start Listing
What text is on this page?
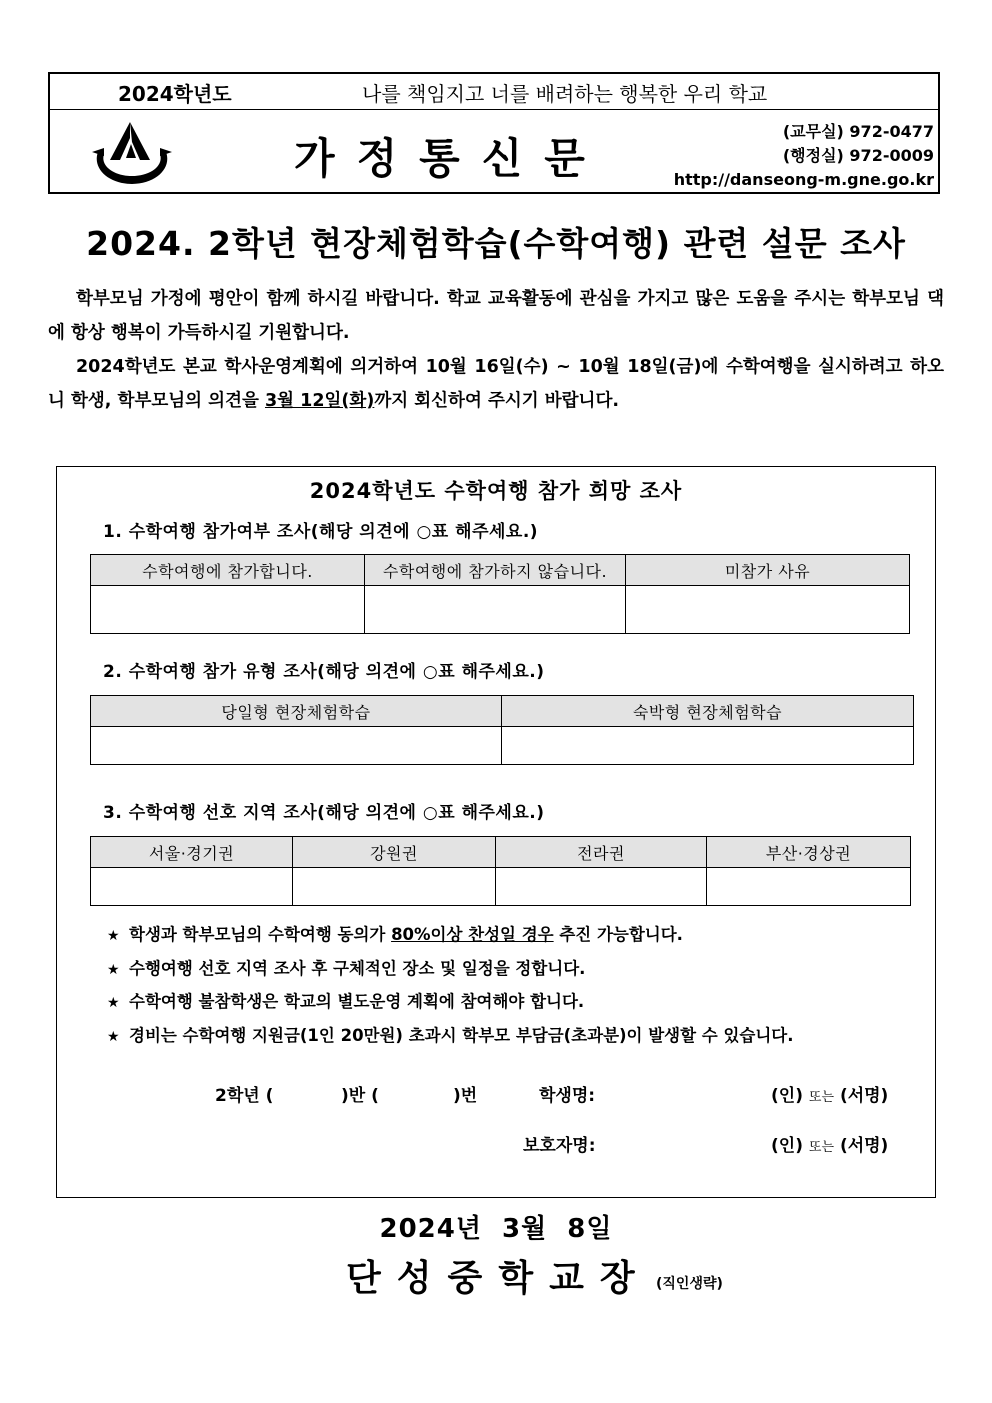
2024학년도	나를 책임지고 너를 배려하는 행복한 우리 학교
가정통신문
(교무실) 972-0477
(행정실) 972-0009
http://danseong-m.gne.go.kr
2024. 2학년 현장체험학습(수학여행) 관련 설문 조사

학부모님 가정에 평안이 함께 하시길 바랍니다. 학교 교육활동에 관심을 가지고 많은 도움을 주시는 학부모님 댁에 항상 행복이 가득하시길 기원합니다.

2024학년도 본교 학사운영계획에 의거하여 10월 16일(수) ~ 10월 18일(금)에 수학여행을 실시하려고 하오니 학생, 학부모님의 의견을 3월 12일(화)까지 회신하여 주시기 바랍니다.

2024학년도 수학여행 참가 희망 조사
1. 수학여행 참가여부 조사(해당 의견에 ○표 해주세요.)
수학여행에 참가합니다.	수학여행에 참가하지 않습니다.	미참가 사유

2. 수학여행 참가 유형 조사(해당 의견에 ○표 해주세요.)
당일형 현장체험학습	숙박형 현장체험학습

3. 수학여행 선호 지역 조사(해당 의견에 ○표 해주세요.)
서울·경기권	강원권	전라권	부산·경상권

★ 학생과 학부모님의 수학여행 동의가 80%이상 찬성일 경우 추진 가능합니다.
★ 수행여행 선호 지역 조사 후 구체적인 장소 및 일정을 정합니다.
★ 수학여행 불참학생은 학교의 별도운영 계획에 참여해야 합니다.
★ 경비는 수학여행 지원금(1인 20만원) 초과시 학부모 부담금(초과분)이 발생할 수 있습니다.
2학년 (	)반 (	)번	학생명:	(인) 또는 (서명)
보호자명:	(인) 또는 (서명)
2024년 3월 8일
단성중학교장 (직인생략)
end Listing
Instructions to follow =
Quote the records above exactly, leaving out any pictures.

Problem solution =
What text is on this page?
2024학년도	나를 책임지고 너를 배려하는 행복한 우리 학교
가정통신문
(교무실) 972-0477
(행정실) 972-0009
http://danseong-m.gne.go.kr
2024. 2학년 현장체험학습(수학여행) 관련 설문 조사

학부모님 가정에 평안이 함께 하시길 바랍니다. 학교 교육활동에 관심을 가지고 많은 도움을 주시는 학부모님 댁에 항상 행복이 가득하시길 기원합니다.

2024학년도 본교 학사운영계획에 의거하여 10월 16일(수) ~ 10월 18일(금)에 수학여행을 실시하려고 하오니 학생, 학부모님의 의견을 3월 12일(화)까지 회신하여 주시기 바랍니다.

2024학년도 수학여행 참가 희망 조사
1. 수학여행 참가여부 조사(해당 의견에 ○표 해주세요.)
수학여행에 참가합니다.	수학여행에 참가하지 않습니다.	미참가 사유

2. 수학여행 참가 유형 조사(해당 의견에 ○표 해주세요.)
당일형 현장체험학습	숙박형 현장체험학습

3. 수학여행 선호 지역 조사(해당 의견에 ○표 해주세요.)
서울·경기권	강원권	전라권	부산·경상권

★ 학생과 학부모님의 수학여행 동의가 80%이상 찬성일 경우 추진 가능합니다.
★ 수행여행 선호 지역 조사 후 구체적인 장소 및 일정을 정합니다.
★ 수학여행 불참학생은 학교의 별도운영 계획에 참여해야 합니다.
★ 경비는 수학여행 지원금(1인 20만원) 초과시 학부모 부담금(초과분)이 발생할 수 있습니다.
2학년 (	)반 (	)번	학생명:	(인) 또는 (서명)
보호자명:	(인) 또는 (서명)
2024년 3월 8일
단성중학교장 (직인생략)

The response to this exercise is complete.